WHAT IS REQUIRED:
Can you write out the entries below again with "point" replaced by "data point" throughout, changing nothing else and leaving out the pictures?

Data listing
■ ■ ■ ■ ■
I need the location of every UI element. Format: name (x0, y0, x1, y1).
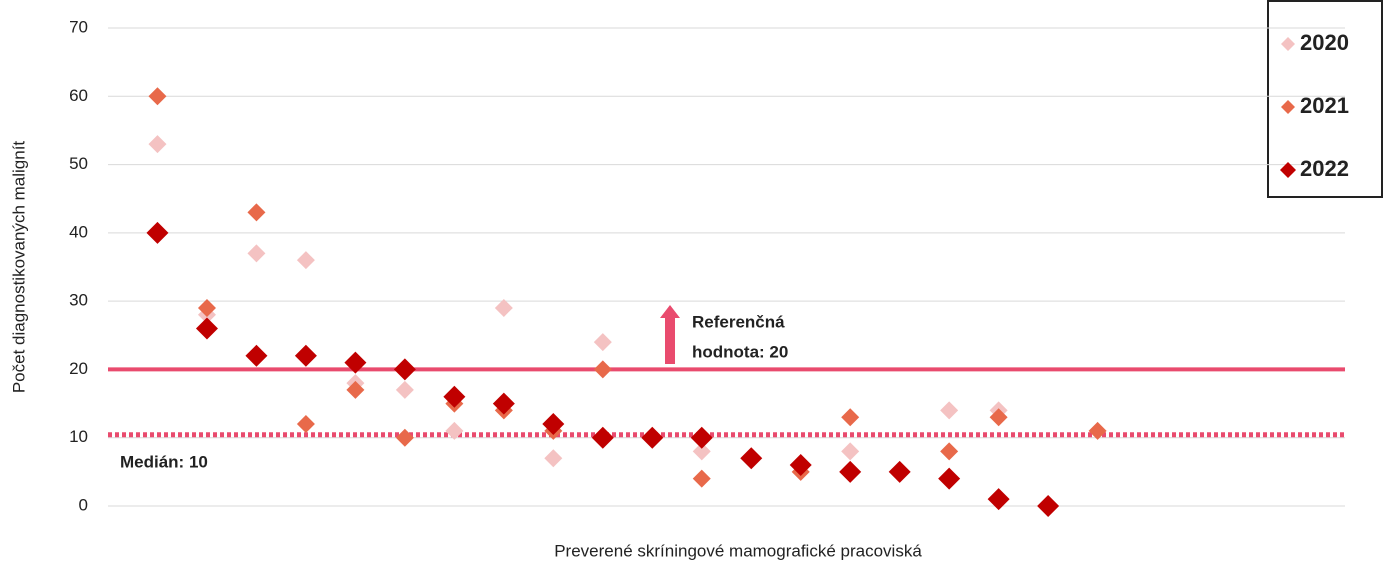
point (544, 449, 563, 468)
point (296, 415, 315, 434)
legend-label: 2020 (1300, 30, 1349, 55)
point (395, 380, 414, 399)
y-tick-label: 30 (69, 291, 88, 310)
point (593, 333, 612, 352)
point (1037, 495, 1060, 517)
point (146, 221, 169, 244)
point (344, 351, 367, 374)
point (940, 401, 959, 420)
legend-label: 2021 (1300, 93, 1349, 118)
point (740, 447, 763, 470)
point (492, 392, 515, 415)
y-tick-label: 20 (69, 359, 88, 378)
point (641, 426, 664, 449)
y-tick-label: 0 (79, 495, 88, 514)
point (938, 467, 961, 490)
x-axis-label: Preverené skríningové mamografické praco… (554, 541, 922, 560)
y-tick-label: 70 (69, 17, 88, 36)
point (148, 135, 167, 154)
point (841, 408, 860, 427)
point (395, 428, 414, 447)
y-tick-label: 60 (69, 86, 88, 105)
point (542, 413, 565, 436)
point (346, 380, 365, 399)
point (393, 358, 416, 381)
point (148, 87, 167, 106)
y-axis-label: Počet diagnostikovaných malignít (9, 141, 28, 394)
point (987, 488, 1010, 511)
point (247, 203, 266, 222)
point (296, 251, 315, 270)
reference-label: hodnota: 20 (692, 342, 788, 361)
reference-label: Referenčná (692, 312, 785, 331)
point (692, 442, 711, 461)
point (245, 344, 268, 367)
point (294, 344, 317, 367)
point (989, 408, 1008, 427)
point (494, 298, 513, 317)
point (443, 385, 466, 408)
point (841, 442, 860, 461)
legend-marker (1280, 162, 1296, 178)
point (591, 426, 614, 449)
point (445, 421, 464, 440)
point (789, 454, 812, 477)
y-tick-label: 50 (69, 154, 88, 173)
point (940, 442, 959, 461)
point (888, 460, 911, 483)
y-tick-label: 10 (69, 427, 88, 446)
point (690, 426, 713, 449)
point (195, 317, 218, 340)
point (593, 360, 612, 379)
legend-marker (1281, 37, 1295, 51)
point (1088, 421, 1107, 440)
point (247, 244, 266, 263)
legend-marker (1281, 100, 1295, 114)
point (692, 469, 711, 488)
median-label: Medián: 10 (120, 452, 208, 471)
point (839, 460, 862, 483)
reference-arrow (660, 305, 680, 364)
point (197, 298, 216, 317)
legend-label: 2022 (1300, 156, 1349, 181)
y-tick-label: 40 (69, 222, 88, 241)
■ ■ ■ ■ ■
TASK SOLUTION:
I need the location of every UI element. Format: name (x0, y0, x1, y1).
data point (544, 449, 563, 468)
data point (296, 415, 315, 434)
legend-label: 2020 (1300, 30, 1349, 55)
data point (395, 380, 414, 399)
y-tick-label: 30 (69, 291, 88, 310)
data point (593, 333, 612, 352)
data point (1037, 495, 1060, 517)
data point (146, 221, 169, 244)
data point (344, 351, 367, 374)
data point (940, 401, 959, 420)
legend-label: 2021 (1300, 93, 1349, 118)
data point (740, 447, 763, 470)
data point (492, 392, 515, 415)
y-tick-label: 20 (69, 359, 88, 378)
data point (641, 426, 664, 449)
y-tick-label: 0 (79, 495, 88, 514)
data point (938, 467, 961, 490)
x-axis-label: Preverené skríningové mamografické praco… (554, 541, 922, 560)
y-tick-label: 70 (69, 17, 88, 36)
data point (148, 135, 167, 154)
data point (841, 408, 860, 427)
data point (395, 428, 414, 447)
y-tick-label: 60 (69, 86, 88, 105)
data point (542, 413, 565, 436)
data point (346, 380, 365, 399)
data point (393, 358, 416, 381)
data point (148, 87, 167, 106)
y-axis-label: Počet diagnostikovaných malignít (9, 141, 28, 394)
data point (987, 488, 1010, 511)
data point (247, 203, 266, 222)
data point (296, 251, 315, 270)
reference-label: hodnota: 20 (692, 342, 788, 361)
reference-label: Referenčná (692, 312, 785, 331)
data point (692, 442, 711, 461)
data point (245, 344, 268, 367)
data point (294, 344, 317, 367)
data point (989, 408, 1008, 427)
data point (494, 298, 513, 317)
data point (443, 385, 466, 408)
data point (841, 442, 860, 461)
legend-marker (1280, 162, 1296, 178)
data point (591, 426, 614, 449)
data point (445, 421, 464, 440)
data point (789, 454, 812, 477)
y-tick-label: 50 (69, 154, 88, 173)
data point (940, 442, 959, 461)
data point (888, 460, 911, 483)
y-tick-label: 10 (69, 427, 88, 446)
data point (690, 426, 713, 449)
data point (195, 317, 218, 340)
data point (593, 360, 612, 379)
legend-marker (1281, 37, 1295, 51)
data point (1088, 421, 1107, 440)
data point (247, 244, 266, 263)
legend-marker (1281, 100, 1295, 114)
data point (692, 469, 711, 488)
median-label: Medián: 10 (120, 452, 208, 471)
data point (839, 460, 862, 483)
reference-arrow (660, 305, 680, 364)
data point (197, 298, 216, 317)
legend-label: 2022 (1300, 156, 1349, 181)
y-tick-label: 40 (69, 222, 88, 241)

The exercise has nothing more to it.